(Dataset entries)
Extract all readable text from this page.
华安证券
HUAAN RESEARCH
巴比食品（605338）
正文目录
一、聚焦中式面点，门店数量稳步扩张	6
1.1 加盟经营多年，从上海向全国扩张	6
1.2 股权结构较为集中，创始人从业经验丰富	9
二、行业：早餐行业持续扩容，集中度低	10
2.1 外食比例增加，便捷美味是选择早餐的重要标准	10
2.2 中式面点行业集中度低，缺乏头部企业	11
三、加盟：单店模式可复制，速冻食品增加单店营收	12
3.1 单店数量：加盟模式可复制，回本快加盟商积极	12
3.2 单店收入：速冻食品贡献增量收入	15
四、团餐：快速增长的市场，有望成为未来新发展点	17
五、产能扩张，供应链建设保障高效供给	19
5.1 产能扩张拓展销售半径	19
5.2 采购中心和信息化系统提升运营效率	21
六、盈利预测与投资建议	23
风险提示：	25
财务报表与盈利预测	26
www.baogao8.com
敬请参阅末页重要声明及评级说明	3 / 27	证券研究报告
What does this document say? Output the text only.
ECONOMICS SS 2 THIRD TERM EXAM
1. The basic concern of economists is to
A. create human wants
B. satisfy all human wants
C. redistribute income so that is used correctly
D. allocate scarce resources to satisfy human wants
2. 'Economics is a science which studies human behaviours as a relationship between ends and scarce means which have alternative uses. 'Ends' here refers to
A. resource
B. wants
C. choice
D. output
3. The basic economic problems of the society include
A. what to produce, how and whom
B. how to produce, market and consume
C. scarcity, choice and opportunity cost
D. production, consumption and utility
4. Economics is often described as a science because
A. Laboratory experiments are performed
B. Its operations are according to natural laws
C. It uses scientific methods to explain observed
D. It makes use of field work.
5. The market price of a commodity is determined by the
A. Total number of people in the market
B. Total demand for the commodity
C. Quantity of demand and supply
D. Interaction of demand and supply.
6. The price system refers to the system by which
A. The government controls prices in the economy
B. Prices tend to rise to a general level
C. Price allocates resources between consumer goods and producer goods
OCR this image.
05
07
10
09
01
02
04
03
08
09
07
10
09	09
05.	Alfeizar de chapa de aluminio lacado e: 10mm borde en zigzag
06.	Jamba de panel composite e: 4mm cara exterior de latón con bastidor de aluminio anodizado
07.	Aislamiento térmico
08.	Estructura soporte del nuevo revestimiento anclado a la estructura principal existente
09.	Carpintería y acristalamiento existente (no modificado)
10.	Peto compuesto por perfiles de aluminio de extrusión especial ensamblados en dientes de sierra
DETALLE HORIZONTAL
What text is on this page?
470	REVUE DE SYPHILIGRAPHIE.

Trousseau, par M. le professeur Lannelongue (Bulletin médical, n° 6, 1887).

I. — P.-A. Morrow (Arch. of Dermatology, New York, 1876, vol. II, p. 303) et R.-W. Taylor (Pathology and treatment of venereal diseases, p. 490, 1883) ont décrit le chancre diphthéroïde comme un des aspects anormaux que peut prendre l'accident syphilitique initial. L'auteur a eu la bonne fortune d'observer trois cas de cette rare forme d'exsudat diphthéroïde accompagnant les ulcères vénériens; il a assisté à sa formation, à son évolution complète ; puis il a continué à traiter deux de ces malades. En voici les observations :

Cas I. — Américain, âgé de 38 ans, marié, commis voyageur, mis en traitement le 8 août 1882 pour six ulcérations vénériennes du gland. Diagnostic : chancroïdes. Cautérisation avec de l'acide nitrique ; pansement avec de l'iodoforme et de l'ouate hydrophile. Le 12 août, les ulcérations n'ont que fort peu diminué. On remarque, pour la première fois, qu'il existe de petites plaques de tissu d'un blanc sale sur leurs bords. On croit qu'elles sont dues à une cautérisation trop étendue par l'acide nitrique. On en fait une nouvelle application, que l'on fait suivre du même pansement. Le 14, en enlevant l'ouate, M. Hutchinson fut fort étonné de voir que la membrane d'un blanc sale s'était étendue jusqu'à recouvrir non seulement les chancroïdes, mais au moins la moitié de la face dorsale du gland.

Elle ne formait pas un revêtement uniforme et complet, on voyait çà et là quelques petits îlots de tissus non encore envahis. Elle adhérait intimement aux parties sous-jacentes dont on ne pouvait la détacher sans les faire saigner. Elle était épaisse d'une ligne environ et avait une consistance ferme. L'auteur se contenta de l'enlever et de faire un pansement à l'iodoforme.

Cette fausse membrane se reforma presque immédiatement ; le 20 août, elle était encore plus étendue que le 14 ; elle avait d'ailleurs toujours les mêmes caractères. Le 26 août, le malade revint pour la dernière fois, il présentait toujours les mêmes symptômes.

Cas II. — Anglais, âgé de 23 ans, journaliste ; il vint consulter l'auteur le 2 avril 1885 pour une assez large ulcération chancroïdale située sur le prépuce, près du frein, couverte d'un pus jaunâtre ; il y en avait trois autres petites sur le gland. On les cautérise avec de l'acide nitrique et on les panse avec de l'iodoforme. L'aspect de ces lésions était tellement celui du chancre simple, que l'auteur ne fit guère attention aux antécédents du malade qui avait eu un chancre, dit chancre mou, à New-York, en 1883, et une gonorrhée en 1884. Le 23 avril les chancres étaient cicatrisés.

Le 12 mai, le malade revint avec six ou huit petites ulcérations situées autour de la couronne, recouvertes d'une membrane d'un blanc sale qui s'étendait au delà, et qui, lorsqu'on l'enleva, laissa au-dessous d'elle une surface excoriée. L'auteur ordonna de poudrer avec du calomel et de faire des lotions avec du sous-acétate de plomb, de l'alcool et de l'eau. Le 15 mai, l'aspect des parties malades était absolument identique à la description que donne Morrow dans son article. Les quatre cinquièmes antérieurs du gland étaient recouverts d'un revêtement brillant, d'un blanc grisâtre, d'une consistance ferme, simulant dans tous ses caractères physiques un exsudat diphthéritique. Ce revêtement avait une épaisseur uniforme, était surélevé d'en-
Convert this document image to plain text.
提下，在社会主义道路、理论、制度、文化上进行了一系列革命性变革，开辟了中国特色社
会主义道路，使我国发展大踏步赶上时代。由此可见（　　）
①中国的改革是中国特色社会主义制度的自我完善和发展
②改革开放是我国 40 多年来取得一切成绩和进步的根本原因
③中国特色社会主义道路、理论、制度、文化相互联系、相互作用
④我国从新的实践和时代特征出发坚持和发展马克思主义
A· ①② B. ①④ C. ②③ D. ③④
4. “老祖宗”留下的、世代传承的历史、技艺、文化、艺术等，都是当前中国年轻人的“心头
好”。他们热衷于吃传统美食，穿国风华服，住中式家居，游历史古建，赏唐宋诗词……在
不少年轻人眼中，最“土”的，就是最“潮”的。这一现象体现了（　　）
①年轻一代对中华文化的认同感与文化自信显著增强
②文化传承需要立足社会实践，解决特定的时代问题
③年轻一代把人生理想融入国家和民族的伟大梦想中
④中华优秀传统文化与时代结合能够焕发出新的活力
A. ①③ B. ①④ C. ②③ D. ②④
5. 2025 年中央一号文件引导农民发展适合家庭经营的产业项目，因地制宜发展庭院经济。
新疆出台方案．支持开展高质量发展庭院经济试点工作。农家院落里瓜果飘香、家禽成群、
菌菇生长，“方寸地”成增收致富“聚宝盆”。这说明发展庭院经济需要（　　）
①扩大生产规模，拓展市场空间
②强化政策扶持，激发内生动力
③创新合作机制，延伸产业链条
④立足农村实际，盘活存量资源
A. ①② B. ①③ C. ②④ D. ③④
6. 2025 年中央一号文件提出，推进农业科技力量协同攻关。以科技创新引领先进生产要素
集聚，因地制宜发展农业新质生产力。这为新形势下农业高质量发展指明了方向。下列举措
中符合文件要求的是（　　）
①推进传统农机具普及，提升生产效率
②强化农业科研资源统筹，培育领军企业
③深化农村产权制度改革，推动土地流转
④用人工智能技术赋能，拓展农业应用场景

### YOUR TASK:
Using the material above, gather every line that includes "encore".

### OUTPUT FOR THIS EXERCISE:
Elle ne formait pas un revêtement uniforme et complet, on voyait çà et là quelques petits îlots de tissus non encore envahis. Elle adhérait intimement aux parties sous-jacentes dont on ne pouvait la détacher sans les faire saigner. Elle était épaisse d'une ligne environ et avait une consistance ferme. L'auteur se contenta de l'enlever et de faire un pansement à l'iodoforme.
Cette fausse membrane se reforma presque immédiatement ; le 20 août, elle était encore plus étendue que le 14 ; elle avait d'ailleurs toujours les mêmes caractères. Le 26 août, le malade revint pour la dernière fois, il présentait toujours les mêmes symptômes.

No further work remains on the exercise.